Records from a dataset:
== == ==
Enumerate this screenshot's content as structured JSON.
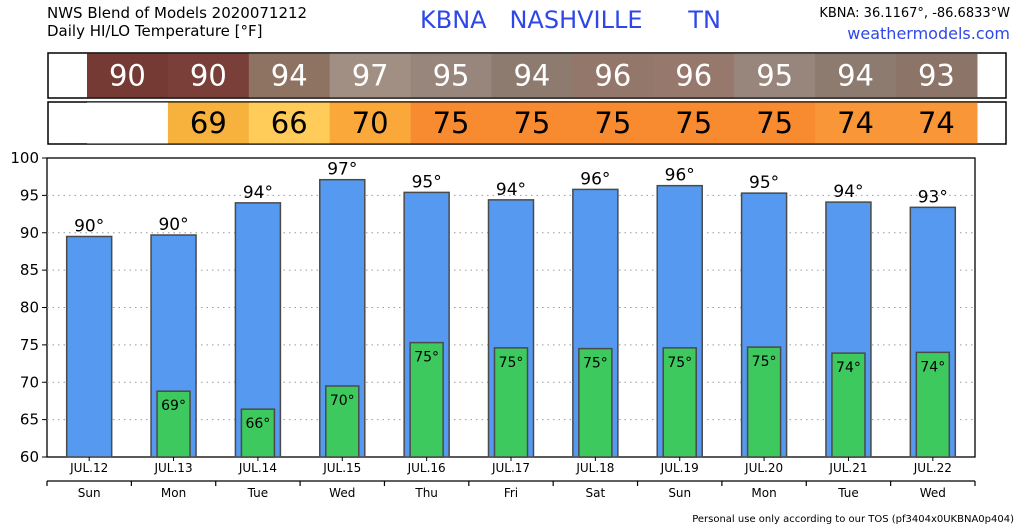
{
  "header": {
    "title_line1": "NWS Blend of Models 2020071212",
    "title_line2": "Daily HI/LO Temperature [°F]",
    "station": "KBNA   NASHVILLE      TN",
    "coords": "KBNA: 36.1167°, -86.6833°W",
    "site": "weathermodels.com"
  },
  "footer": {
    "text": "Personal use only according to our TOS (pf3404x0UKBNA0p404)"
  },
  "colors": {
    "hi_bar": "#5599f0",
    "lo_bar": "#3ec95e",
    "hi_strip": [
      "#753a34",
      "#7a3f38",
      "#8e7363",
      "#a28f84",
      "#98857c",
      "#8e7b70",
      "#94776b",
      "#96796c",
      "#98857c",
      "#8e7b70",
      "#8c7568"
    ],
    "lo_strip": [
      "#ffffff",
      "#f7b23e",
      "#ffcc5a",
      "#fba83a",
      "#f88b30",
      "#f88b30",
      "#f88b30",
      "#f88b30",
      "#f88b30",
      "#f99638",
      "#f99638"
    ]
  },
  "chart_data": {
    "type": "bar",
    "title": "Daily HI/LO Temperature [°F]",
    "categories": [
      "JUL.12",
      "JUL.13",
      "JUL.14",
      "JUL.15",
      "JUL.16",
      "JUL.17",
      "JUL.18",
      "JUL.19",
      "JUL.20",
      "JUL.21",
      "JUL.22"
    ],
    "day_of_week": [
      "Sun",
      "Mon",
      "Tue",
      "Wed",
      "Thu",
      "Fri",
      "Sat",
      "Sun",
      "Mon",
      "Tue",
      "Wed"
    ],
    "series": [
      {
        "name": "HI",
        "values": [
          89.5,
          89.7,
          94.0,
          97.1,
          95.4,
          94.4,
          95.8,
          96.3,
          95.3,
          94.1,
          93.4
        ],
        "labels": [
          "90°",
          "90°",
          "94°",
          "97°",
          "95°",
          "94°",
          "96°",
          "96°",
          "95°",
          "94°",
          "93°"
        ]
      },
      {
        "name": "LO",
        "values": [
          null,
          68.8,
          66.4,
          69.5,
          75.3,
          74.6,
          74.5,
          74.6,
          74.7,
          73.9,
          74.0
        ],
        "labels": [
          "",
          "69°",
          "66°",
          "70°",
          "75°",
          "75°",
          "75°",
          "75°",
          "75°",
          "74°",
          "74°"
        ]
      }
    ],
    "hi_strip": [
      "90",
      "90",
      "94",
      "97",
      "95",
      "94",
      "96",
      "96",
      "95",
      "94",
      "93"
    ],
    "lo_strip": [
      "",
      "69",
      "66",
      "70",
      "75",
      "75",
      "75",
      "75",
      "75",
      "74",
      "74"
    ],
    "ylim": [
      60,
      100
    ],
    "yticks": [
      60,
      65,
      70,
      75,
      80,
      85,
      90,
      95,
      100
    ],
    "grid": true
  }
}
== == ==
* **Set task**:
Using the material above, copy every line in which the string "Daily" occurs.

* **Result for this task**:
    "title_line2": "Daily HI/LO Temperature [°F]",
    "title": "Daily HI/LO Temperature [°F]",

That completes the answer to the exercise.